### TASK TO COMPLETE
Please count the lines below that contain the word "分区域销供比情况", and reply with that number alone.

### RECORDS FOR THIS TASK
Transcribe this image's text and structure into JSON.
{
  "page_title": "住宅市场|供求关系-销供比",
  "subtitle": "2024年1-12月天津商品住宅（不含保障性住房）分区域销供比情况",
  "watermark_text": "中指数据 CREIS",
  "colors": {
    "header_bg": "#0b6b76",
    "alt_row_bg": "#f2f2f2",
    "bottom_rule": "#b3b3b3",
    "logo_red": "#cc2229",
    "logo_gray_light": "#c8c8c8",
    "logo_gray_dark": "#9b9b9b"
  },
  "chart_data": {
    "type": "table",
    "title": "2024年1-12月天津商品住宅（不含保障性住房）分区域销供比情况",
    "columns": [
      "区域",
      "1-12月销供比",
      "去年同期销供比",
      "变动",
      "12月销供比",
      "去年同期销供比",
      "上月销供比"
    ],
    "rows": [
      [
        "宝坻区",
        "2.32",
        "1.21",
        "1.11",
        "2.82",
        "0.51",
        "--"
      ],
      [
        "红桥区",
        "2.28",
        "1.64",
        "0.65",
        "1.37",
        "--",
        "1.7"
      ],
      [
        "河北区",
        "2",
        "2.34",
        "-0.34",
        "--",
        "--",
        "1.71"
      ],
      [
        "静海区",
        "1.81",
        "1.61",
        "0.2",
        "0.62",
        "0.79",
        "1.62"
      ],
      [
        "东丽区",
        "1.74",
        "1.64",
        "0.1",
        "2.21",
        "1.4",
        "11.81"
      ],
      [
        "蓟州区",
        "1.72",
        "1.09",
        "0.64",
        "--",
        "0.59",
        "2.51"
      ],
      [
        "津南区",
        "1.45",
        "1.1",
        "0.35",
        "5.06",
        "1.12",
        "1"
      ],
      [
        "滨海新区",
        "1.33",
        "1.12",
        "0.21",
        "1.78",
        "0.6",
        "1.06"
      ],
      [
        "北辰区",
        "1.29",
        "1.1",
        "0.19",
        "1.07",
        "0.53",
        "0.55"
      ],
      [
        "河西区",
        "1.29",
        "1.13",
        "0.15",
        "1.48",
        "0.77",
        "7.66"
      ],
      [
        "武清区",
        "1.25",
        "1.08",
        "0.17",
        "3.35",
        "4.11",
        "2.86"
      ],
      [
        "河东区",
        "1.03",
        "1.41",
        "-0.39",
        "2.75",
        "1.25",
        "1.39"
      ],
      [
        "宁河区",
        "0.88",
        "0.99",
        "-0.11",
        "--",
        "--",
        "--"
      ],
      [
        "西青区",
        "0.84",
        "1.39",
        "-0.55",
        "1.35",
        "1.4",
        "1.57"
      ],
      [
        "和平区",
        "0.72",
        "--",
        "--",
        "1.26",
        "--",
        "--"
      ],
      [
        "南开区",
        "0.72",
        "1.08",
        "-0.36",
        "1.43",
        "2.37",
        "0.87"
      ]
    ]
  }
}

### WRITTEN ANSWER
2